What is being asked: Extract each line of the data below exactly as written.

Data lines:
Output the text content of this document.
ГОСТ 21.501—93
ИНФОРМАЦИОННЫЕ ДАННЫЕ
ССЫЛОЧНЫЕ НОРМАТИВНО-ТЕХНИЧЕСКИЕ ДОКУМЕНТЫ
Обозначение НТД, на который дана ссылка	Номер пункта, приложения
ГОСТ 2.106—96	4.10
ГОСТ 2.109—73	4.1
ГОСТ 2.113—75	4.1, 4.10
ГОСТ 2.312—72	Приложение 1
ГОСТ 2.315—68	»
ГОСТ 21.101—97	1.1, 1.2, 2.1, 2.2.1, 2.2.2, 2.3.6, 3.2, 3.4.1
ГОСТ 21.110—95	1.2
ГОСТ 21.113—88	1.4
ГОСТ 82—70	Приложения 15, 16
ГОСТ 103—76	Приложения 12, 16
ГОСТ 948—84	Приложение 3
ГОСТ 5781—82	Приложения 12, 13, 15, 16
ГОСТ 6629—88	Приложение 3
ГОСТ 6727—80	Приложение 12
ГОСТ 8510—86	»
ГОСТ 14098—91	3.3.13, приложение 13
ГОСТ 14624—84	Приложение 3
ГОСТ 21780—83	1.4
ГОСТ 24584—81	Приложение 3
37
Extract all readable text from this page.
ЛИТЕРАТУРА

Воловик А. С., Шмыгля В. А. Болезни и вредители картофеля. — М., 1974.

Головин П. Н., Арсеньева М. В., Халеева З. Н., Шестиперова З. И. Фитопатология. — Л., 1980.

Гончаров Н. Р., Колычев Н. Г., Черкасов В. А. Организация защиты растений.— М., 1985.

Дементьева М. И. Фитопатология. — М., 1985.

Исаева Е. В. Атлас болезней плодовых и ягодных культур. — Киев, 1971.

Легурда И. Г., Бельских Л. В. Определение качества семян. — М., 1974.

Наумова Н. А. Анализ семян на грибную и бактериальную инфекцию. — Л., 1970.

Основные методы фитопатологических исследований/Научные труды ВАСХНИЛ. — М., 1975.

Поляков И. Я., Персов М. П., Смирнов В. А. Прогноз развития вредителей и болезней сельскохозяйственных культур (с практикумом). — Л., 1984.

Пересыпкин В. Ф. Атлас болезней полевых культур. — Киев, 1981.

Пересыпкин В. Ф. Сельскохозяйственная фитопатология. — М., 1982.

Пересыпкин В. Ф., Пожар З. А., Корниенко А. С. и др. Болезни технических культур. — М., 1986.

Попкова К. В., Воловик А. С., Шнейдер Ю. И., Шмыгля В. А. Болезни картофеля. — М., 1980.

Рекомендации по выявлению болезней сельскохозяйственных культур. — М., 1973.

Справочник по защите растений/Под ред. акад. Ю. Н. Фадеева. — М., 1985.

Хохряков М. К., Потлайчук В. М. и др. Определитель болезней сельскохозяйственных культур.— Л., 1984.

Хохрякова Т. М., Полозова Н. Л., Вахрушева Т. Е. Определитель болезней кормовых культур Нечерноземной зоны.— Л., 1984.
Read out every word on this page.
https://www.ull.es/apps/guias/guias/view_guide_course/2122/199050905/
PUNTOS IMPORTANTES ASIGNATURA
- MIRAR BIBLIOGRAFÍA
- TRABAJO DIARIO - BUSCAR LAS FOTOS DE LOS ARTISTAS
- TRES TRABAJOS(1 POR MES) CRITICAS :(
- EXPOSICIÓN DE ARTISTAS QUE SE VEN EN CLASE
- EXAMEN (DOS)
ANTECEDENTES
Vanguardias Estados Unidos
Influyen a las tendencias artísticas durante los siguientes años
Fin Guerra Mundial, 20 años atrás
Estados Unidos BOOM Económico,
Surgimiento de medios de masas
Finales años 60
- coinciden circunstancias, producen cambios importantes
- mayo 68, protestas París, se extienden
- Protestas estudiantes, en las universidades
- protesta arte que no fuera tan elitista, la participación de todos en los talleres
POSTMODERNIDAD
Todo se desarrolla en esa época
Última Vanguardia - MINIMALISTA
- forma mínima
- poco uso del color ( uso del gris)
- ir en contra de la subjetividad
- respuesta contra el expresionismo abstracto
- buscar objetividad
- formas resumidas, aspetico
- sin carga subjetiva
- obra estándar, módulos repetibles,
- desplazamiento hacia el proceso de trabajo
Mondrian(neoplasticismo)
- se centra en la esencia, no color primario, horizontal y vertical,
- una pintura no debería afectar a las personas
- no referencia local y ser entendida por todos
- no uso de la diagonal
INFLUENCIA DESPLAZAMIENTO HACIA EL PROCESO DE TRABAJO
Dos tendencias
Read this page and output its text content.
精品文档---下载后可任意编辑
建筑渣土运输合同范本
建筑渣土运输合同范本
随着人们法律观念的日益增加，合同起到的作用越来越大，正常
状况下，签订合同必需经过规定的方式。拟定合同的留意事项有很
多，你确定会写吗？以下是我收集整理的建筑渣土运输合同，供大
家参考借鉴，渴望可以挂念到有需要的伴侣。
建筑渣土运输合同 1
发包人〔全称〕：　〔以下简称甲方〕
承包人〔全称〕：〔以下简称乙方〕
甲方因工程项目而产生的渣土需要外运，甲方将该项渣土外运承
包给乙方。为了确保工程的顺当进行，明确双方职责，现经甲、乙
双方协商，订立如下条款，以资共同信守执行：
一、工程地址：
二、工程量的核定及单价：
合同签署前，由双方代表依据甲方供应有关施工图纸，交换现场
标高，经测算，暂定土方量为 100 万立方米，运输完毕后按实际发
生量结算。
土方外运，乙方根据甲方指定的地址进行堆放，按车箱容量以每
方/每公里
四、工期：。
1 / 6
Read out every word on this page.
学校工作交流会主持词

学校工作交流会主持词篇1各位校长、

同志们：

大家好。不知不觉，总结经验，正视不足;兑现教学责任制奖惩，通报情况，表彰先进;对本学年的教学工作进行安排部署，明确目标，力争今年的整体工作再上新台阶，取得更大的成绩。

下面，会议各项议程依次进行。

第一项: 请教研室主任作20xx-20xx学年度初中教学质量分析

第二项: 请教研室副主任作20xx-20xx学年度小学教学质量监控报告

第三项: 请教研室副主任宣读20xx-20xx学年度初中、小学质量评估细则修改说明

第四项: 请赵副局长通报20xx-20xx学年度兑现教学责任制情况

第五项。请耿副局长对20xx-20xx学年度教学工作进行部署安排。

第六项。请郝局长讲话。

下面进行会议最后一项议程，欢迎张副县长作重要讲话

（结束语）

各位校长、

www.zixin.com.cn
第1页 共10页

Answer in full:
Output the text content of this document.
ГОСТ 21.501—93
ИНФОРМАЦИОННЫЕ ДАННЫЕ
ССЫЛОЧНЫЕ НОРМАТИВНО-ТЕХНИЧЕСКИЕ ДОКУМЕНТЫ
Обозначение НТД, на который дана ссылка	Номер пункта, приложения
ГОСТ 2.106—96	4.10
ГОСТ 2.109—73	4.1
ГОСТ 2.113—75	4.1, 4.10
ГОСТ 2.312—72	Приложение 1
ГОСТ 2.315—68	»
ГОСТ 21.101—97	1.1, 1.2, 2.1, 2.2.1, 2.2.2, 2.3.6, 3.2, 3.4.1
ГОСТ 21.110—95	1.2
ГОСТ 21.113—88	1.4
ГОСТ 82—70	Приложения 15, 16
ГОСТ 103—76	Приложения 12, 16
ГОСТ 948—84	Приложение 3
ГОСТ 5781—82	Приложения 12, 13, 15, 16
ГОСТ 6629—88	Приложение 3
ГОСТ 6727—80	Приложение 12
ГОСТ 8510—86	»
ГОСТ 14098—91	3.3.13, приложение 13
ГОСТ 14624—84	Приложение 3
ГОСТ 21780—83	1.4
ГОСТ 24584—81	Приложение 3
37
Extract all readable text from this page.
ЛИТЕРАТУРА

Воловик А. С., Шмыгля В. А. Болезни и вредители картофеля. — М., 1974.

Головин П. Н., Арсеньева М. В., Халеева З. Н., Шестиперова З. И. Фитопатология. — Л., 1980.

Гончаров Н. Р., Колычев Н. Г., Черкасов В. А. Организация защиты растений.— М., 1985.

Дементьева М. И. Фитопатология. — М., 1985.

Исаева Е. В. Атлас болезней плодовых и ягодных культур. — Киев, 1971.

Легурда И. Г., Бельских Л. В. Определение качества семян. — М., 1974.

Наумова Н. А. Анализ семян на грибную и бактериальную инфекцию. — Л., 1970.

Основные методы фитопатологических исследований/Научные труды ВАСХНИЛ. — М., 1975.

Поляков И. Я., Персов М. П., Смирнов В. А. Прогноз развития вредителей и болезней сельскохозяйственных культур (с практикумом). — Л., 1984.

Пересыпкин В. Ф. Атлас болезней полевых культур. — Киев, 1981.

Пересыпкин В. Ф. Сельскохозяйственная фитопатология. — М., 1982.

Пересыпкин В. Ф., Пожар З. А., Корниенко А. С. и др. Болезни технических культур. — М., 1986.

Попкова К. В., Воловик А. С., Шнейдер Ю. И., Шмыгля В. А. Болезни картофеля. — М., 1980.

Рекомендации по выявлению болезней сельскохозяйственных культур. — М., 1973.

Справочник по защите растений/Под ред. акад. Ю. Н. Фадеева. — М., 1985.

Хохряков М. К., Потлайчук В. М. и др. Определитель болезней сельскохозяйственных культур.— Л., 1984.

Хохрякова Т. М., Полозова Н. Л., Вахрушева Т. Е. Определитель болезней кормовых культур Нечерноземной зоны.— Л., 1984.
Read out every word on this page.
https://www.ull.es/apps/guias/guias/view_guide_course/2122/199050905/
PUNTOS IMPORTANTES ASIGNATURA
- MIRAR BIBLIOGRAFÍA
- TRABAJO DIARIO - BUSCAR LAS FOTOS DE LOS ARTISTAS
- TRES TRABAJOS(1 POR MES) CRITICAS :(
- EXPOSICIÓN DE ARTISTAS QUE SE VEN EN CLASE
- EXAMEN (DOS)
ANTECEDENTES
Vanguardias Estados Unidos
Influyen a las tendencias artísticas durante los siguientes años
Fin Guerra Mundial, 20 años atrás
Estados Unidos BOOM Económico,
Surgimiento de medios de masas
Finales años 60
- coinciden circunstancias, producen cambios importantes
- mayo 68, protestas París, se extienden
- Protestas estudiantes, en las universidades
- protesta arte que no fuera tan elitista, la participación de todos en los talleres
POSTMODERNIDAD
Todo se desarrolla en esa época
Última Vanguardia - MINIMALISTA
- forma mínima
- poco uso del color ( uso del gris)
- ir en contra de la subjetividad
- respuesta contra el expresionismo abstracto
- buscar objetividad
- formas resumidas, aspetico
- sin carga subjetiva
- obra estándar, módulos repetibles,
- desplazamiento hacia el proceso de trabajo
Mondrian(neoplasticismo)
- se centra en la esencia, no color primario, horizontal y vertical,
- una pintura no debería afectar a las personas
- no referencia local y ser entendida por todos
- no uso de la diagonal
INFLUENCIA DESPLAZAMIENTO HACIA EL PROCESO DE TRABAJO
Dos tendencias
Read this page and output its text content.
精品文档---下载后可任意编辑
建筑渣土运输合同范本
建筑渣土运输合同范本
随着人们法律观念的日益增加，合同起到的作用越来越大，正常
状况下，签订合同必需经过规定的方式。拟定合同的留意事项有很
多，你确定会写吗？以下是我收集整理的建筑渣土运输合同，供大
家参考借鉴，渴望可以挂念到有需要的伴侣。
建筑渣土运输合同 1
发包人〔全称〕：　〔以下简称甲方〕
承包人〔全称〕：〔以下简称乙方〕
甲方因工程项目而产生的渣土需要外运，甲方将该项渣土外运承
包给乙方。为了确保工程的顺当进行，明确双方职责，现经甲、乙
双方协商，订立如下条款，以资共同信守执行：
一、工程地址：
二、工程量的核定及单价：
合同签署前，由双方代表依据甲方供应有关施工图纸，交换现场
标高，经测算，暂定土方量为 100 万立方米，运输完毕后按实际发
生量结算。
土方外运，乙方根据甲方指定的地址进行堆放，按车箱容量以每
方/每公里
四、工期：。
1 / 6
Read out every word on this page.
学校工作交流会主持词

学校工作交流会主持词篇1各位校长、

同志们：

大家好。不知不觉，总结经验，正视不足;兑现教学责任制奖惩，通报情况，表彰先进;对本学年的教学工作进行安排部署，明确目标，力争今年的整体工作再上新台阶，取得更大的成绩。

下面，会议各项议程依次进行。

第一项: 请教研室主任作20xx-20xx学年度初中教学质量分析

第二项: 请教研室副主任作20xx-20xx学年度小学教学质量监控报告

第三项: 请教研室副主任宣读20xx-20xx学年度初中、小学质量评估细则修改说明

第四项: 请赵副局长通报20xx-20xx学年度兑现教学责任制情况

第五项。请耿副局长对20xx-20xx学年度教学工作进行部署安排。

第六项。请郝局长讲话。

下面进行会议最后一项议程，欢迎张副县长作重要讲话

（结束语）

各位校长、

www.zixin.com.cn
第1页 共10页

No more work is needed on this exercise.